SET PROBLEM:
What is the number of lines in the entries that include the word "used"? Respond with the number only.

INPUT DATA:
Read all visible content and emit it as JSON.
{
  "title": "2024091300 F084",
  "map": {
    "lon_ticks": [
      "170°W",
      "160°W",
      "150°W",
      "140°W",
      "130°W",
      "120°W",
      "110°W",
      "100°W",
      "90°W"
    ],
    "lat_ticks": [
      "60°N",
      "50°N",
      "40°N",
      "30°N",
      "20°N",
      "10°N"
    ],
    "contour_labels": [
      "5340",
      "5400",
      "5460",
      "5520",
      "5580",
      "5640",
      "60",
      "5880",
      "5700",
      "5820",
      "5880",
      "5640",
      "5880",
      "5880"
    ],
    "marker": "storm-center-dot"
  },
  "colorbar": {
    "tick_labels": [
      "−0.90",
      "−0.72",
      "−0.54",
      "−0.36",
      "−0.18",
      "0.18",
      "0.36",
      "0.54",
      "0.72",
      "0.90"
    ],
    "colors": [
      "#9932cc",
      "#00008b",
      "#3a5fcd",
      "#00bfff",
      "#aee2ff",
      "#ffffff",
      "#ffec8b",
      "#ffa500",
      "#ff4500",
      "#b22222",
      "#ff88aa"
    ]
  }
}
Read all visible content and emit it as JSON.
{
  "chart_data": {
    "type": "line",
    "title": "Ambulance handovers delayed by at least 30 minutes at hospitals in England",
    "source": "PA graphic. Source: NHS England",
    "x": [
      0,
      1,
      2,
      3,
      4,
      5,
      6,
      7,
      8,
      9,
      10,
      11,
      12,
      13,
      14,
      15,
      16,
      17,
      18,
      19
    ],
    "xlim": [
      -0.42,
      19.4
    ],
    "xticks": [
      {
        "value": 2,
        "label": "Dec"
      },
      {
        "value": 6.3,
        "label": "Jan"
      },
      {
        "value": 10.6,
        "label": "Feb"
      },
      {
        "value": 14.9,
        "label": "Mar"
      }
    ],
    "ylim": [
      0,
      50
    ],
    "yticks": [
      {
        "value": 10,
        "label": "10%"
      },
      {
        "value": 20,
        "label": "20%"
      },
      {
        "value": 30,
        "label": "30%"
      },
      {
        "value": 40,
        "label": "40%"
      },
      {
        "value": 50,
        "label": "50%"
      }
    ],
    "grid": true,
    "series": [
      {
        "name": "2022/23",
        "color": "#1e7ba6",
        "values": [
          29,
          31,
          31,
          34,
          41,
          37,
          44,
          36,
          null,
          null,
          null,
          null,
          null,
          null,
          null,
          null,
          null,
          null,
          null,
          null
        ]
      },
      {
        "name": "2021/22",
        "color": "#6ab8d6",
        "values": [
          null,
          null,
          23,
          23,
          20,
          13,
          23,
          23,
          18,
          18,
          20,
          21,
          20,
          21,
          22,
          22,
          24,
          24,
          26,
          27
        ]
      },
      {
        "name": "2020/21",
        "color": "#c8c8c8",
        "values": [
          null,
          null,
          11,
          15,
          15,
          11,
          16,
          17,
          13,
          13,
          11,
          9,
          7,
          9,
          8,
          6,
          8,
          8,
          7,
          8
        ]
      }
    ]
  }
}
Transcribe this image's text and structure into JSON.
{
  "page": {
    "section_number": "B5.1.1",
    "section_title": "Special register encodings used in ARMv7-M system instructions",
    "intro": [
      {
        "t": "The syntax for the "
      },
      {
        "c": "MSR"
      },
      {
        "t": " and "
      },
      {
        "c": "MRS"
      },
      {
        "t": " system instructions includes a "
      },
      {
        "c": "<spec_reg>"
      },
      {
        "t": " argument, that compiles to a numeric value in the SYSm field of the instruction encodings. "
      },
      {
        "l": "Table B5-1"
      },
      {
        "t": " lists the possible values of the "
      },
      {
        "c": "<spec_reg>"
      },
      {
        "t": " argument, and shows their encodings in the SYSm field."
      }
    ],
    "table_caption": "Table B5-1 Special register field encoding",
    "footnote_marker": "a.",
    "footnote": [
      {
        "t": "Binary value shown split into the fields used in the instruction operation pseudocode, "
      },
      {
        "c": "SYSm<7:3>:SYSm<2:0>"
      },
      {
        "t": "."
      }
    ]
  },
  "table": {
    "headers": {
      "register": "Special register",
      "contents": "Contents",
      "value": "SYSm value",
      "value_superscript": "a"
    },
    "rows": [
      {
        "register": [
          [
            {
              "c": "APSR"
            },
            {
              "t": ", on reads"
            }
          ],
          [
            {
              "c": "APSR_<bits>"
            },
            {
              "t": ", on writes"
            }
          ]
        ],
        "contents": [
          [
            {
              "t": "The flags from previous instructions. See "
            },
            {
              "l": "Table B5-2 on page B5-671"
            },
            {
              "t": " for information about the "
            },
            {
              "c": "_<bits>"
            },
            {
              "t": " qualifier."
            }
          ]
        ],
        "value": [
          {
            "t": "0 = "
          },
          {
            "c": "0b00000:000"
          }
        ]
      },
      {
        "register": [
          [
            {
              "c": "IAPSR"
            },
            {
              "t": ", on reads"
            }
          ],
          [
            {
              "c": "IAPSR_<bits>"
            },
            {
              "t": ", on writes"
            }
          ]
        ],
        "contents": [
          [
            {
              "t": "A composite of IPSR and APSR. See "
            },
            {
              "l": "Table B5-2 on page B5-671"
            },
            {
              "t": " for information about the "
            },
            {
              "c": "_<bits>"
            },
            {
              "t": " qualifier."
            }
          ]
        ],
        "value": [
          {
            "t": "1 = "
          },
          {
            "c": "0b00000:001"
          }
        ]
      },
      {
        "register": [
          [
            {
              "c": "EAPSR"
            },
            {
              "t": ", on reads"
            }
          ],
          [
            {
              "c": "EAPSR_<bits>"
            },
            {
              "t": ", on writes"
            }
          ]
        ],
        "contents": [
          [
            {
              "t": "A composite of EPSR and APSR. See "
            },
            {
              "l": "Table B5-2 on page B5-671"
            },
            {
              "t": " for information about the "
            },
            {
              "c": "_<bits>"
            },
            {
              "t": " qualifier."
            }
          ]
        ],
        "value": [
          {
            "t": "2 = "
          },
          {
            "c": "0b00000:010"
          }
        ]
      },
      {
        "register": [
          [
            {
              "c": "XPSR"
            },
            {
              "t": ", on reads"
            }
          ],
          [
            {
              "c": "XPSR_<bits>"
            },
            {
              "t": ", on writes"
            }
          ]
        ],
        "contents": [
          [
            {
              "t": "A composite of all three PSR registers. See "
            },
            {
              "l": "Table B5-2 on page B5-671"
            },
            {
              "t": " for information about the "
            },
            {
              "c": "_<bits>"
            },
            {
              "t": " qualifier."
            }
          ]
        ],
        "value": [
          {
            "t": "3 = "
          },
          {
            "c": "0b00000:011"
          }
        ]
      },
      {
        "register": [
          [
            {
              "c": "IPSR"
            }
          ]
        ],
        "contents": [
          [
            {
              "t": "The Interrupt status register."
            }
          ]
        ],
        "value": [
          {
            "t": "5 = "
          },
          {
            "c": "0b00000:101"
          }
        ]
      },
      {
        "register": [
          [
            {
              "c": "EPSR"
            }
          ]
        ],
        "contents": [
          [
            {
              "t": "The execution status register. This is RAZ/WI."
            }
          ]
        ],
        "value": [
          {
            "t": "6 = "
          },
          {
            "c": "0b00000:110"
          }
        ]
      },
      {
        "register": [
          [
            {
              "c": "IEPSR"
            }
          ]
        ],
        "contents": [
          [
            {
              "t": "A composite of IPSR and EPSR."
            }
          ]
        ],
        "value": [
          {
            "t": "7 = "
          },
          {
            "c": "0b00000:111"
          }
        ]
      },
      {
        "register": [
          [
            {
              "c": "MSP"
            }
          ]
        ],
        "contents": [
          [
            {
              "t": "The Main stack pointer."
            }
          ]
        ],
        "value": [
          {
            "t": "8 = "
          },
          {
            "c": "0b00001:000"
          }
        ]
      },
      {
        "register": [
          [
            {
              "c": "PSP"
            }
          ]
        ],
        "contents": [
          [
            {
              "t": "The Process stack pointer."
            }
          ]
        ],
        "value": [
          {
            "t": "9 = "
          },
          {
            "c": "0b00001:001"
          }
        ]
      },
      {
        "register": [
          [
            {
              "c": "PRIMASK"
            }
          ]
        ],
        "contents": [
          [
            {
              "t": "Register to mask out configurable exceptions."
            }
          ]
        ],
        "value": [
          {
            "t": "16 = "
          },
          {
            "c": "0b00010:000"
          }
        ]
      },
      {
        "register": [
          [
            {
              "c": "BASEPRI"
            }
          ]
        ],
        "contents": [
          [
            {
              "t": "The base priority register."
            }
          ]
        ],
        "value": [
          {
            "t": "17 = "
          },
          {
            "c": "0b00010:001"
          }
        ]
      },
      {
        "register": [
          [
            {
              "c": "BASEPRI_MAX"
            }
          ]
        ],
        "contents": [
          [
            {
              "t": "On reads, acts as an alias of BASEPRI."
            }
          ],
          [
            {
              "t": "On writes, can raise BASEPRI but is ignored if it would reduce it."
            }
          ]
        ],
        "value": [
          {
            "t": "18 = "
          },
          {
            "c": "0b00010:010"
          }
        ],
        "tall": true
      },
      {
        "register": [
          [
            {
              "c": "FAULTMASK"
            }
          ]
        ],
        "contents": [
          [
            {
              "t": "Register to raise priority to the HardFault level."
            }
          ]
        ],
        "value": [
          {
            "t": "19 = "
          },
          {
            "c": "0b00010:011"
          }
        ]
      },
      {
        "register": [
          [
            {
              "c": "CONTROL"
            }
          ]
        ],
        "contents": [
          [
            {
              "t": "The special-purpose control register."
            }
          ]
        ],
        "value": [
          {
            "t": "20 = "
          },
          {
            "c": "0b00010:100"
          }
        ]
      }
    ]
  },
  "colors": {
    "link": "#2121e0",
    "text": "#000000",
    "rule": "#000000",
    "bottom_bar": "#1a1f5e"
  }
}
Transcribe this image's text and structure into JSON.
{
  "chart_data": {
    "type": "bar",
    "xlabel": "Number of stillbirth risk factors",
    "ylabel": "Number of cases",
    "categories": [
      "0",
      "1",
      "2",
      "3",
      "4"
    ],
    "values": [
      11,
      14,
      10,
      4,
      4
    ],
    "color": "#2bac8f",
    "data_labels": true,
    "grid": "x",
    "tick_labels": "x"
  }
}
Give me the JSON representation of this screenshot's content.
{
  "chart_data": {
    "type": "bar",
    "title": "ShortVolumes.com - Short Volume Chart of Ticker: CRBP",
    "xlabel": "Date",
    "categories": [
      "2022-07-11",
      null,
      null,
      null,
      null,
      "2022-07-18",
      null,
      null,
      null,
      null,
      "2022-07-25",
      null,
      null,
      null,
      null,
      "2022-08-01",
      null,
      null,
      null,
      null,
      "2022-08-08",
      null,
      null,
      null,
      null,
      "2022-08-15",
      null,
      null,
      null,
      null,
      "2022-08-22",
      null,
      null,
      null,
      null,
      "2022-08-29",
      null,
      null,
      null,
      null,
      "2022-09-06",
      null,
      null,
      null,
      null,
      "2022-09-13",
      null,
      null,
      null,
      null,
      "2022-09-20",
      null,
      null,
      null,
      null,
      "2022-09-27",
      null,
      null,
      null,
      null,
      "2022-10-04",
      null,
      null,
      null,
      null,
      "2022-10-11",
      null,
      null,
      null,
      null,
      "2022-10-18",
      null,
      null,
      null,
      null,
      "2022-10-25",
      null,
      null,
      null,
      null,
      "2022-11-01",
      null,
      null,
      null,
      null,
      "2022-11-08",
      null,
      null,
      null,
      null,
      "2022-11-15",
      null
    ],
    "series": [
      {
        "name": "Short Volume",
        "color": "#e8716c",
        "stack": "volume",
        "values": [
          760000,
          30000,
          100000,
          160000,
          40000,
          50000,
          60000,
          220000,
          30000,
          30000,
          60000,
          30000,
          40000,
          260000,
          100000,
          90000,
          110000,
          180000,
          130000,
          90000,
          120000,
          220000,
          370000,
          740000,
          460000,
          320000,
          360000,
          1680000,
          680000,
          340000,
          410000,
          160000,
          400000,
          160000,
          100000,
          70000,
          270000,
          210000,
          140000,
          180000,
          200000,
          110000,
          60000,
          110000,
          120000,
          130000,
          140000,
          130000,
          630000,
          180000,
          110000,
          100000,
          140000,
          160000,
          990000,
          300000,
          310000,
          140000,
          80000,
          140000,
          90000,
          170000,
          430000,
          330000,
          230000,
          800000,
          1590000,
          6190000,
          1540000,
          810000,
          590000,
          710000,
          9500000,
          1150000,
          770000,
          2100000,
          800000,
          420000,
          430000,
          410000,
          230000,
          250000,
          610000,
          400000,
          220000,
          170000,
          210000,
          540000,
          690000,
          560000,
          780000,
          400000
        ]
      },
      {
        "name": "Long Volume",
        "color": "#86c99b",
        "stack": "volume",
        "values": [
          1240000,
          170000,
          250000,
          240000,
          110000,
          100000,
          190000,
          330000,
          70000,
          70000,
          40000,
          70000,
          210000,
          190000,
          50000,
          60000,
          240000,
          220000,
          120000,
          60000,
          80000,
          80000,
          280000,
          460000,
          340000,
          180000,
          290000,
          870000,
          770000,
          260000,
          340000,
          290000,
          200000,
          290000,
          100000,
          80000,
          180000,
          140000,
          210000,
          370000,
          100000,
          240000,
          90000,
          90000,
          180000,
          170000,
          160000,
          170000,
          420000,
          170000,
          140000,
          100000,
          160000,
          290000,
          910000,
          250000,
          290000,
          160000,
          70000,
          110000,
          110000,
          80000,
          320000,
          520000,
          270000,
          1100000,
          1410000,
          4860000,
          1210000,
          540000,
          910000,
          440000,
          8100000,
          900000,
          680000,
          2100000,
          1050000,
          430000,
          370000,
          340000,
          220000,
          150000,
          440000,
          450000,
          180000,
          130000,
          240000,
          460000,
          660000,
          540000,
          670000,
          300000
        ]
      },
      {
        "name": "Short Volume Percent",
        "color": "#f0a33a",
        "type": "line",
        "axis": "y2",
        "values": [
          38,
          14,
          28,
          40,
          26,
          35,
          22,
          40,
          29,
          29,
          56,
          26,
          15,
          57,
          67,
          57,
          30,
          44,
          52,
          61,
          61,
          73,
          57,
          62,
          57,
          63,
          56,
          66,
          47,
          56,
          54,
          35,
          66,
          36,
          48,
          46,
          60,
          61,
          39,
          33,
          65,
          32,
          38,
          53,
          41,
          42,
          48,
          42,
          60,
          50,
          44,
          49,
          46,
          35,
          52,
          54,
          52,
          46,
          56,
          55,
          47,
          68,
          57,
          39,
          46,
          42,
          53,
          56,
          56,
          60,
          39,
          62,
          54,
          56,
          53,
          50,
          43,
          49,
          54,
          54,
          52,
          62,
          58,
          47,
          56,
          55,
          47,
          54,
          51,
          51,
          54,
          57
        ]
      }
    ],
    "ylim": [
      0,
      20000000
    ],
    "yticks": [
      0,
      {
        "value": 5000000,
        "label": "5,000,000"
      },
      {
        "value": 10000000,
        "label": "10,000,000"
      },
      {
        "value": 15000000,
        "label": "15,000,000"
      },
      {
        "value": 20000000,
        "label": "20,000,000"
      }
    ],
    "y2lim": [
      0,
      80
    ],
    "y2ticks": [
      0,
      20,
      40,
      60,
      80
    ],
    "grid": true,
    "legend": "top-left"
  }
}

COMPLETE ANSWER:
2